* **Stored rows**
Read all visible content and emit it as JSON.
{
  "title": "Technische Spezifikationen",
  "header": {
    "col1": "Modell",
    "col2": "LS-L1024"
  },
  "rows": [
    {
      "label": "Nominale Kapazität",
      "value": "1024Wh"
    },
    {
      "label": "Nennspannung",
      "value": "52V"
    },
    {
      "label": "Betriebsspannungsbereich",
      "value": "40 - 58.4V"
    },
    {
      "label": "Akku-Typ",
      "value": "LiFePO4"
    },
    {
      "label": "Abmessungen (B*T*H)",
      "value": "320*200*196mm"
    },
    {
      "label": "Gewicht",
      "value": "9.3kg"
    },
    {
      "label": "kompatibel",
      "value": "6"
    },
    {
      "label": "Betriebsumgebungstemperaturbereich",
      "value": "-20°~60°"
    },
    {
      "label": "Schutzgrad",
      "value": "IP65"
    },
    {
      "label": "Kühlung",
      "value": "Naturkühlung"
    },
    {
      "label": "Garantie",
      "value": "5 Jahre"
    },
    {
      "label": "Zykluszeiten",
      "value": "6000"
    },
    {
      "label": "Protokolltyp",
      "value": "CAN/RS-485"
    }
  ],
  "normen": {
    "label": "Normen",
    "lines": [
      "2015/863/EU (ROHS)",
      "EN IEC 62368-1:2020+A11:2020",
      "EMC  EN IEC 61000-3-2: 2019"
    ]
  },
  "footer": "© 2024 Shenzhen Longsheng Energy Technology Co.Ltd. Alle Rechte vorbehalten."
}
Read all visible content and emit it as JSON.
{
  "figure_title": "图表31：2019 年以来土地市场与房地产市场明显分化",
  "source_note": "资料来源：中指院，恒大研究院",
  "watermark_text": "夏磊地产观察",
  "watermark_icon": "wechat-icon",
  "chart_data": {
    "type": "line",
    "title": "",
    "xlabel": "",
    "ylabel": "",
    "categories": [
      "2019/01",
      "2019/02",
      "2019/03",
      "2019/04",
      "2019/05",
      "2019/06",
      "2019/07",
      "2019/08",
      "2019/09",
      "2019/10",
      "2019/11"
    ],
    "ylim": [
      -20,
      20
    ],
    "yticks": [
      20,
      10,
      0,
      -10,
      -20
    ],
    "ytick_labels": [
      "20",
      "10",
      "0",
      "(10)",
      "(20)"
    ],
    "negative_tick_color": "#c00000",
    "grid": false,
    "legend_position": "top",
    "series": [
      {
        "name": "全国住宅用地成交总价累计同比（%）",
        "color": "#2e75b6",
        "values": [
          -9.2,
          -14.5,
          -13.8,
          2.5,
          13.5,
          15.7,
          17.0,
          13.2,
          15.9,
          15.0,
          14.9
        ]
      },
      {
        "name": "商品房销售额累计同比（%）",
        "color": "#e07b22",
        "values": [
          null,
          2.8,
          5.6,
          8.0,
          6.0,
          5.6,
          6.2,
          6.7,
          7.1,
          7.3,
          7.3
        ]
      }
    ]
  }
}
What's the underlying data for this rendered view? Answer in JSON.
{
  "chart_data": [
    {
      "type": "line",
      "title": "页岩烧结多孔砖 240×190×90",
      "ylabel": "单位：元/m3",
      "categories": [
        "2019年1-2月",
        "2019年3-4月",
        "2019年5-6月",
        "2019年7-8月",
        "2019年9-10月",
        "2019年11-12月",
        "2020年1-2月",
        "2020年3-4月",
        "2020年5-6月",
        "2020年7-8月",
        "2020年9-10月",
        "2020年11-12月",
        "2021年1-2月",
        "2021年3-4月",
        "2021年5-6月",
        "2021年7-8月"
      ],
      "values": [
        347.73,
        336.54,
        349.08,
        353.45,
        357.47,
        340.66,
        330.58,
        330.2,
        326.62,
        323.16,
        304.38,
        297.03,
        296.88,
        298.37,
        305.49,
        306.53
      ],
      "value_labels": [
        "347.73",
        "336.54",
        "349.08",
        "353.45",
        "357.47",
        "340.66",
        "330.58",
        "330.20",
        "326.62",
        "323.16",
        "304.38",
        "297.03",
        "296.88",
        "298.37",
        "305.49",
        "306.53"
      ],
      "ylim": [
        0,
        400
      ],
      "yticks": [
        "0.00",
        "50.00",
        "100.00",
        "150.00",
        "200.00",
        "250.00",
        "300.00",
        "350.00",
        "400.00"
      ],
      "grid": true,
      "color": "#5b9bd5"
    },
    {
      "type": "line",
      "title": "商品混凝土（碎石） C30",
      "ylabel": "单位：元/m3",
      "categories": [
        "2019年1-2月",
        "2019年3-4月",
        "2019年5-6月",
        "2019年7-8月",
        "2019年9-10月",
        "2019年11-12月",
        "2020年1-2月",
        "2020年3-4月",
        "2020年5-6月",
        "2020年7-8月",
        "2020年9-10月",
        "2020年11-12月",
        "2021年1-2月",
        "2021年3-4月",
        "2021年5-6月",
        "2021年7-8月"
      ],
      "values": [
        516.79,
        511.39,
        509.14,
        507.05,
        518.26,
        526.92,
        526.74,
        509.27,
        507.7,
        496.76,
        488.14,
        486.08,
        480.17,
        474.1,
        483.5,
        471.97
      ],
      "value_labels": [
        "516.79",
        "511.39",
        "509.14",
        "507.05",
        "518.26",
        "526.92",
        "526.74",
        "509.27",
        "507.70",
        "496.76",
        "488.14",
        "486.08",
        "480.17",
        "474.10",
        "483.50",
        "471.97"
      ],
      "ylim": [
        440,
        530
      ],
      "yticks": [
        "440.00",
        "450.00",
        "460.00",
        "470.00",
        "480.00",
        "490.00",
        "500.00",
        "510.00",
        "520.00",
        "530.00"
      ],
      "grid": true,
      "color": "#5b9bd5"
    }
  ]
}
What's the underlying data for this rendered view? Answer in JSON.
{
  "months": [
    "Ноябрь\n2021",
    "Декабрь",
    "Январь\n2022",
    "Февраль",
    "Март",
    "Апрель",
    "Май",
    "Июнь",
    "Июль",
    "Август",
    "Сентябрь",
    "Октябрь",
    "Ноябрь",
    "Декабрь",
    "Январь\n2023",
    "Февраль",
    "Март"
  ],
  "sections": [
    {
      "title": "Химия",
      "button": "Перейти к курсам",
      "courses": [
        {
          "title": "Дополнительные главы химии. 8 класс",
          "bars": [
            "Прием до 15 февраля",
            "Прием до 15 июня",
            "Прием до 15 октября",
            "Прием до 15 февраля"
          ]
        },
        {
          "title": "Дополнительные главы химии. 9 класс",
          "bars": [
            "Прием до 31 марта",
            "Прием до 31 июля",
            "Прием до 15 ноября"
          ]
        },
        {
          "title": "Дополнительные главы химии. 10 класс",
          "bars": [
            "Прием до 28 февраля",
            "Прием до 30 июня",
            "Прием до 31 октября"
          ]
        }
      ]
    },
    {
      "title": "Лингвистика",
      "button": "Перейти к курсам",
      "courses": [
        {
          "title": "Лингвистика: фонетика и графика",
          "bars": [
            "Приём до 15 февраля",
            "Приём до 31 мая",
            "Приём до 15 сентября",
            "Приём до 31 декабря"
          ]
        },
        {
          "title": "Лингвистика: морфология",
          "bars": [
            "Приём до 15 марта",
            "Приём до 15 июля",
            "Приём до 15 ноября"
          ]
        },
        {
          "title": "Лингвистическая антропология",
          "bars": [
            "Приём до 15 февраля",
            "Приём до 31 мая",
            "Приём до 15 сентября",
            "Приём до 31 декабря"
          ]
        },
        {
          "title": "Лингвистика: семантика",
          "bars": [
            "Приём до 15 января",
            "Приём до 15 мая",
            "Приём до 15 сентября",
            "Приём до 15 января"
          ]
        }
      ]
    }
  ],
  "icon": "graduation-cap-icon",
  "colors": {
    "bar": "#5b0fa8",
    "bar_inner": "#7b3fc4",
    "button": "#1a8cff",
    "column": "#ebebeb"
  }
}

* **Request**
Go through the material above and count the lines that contain "октября"; give that number alone.

* **Exercise response**
2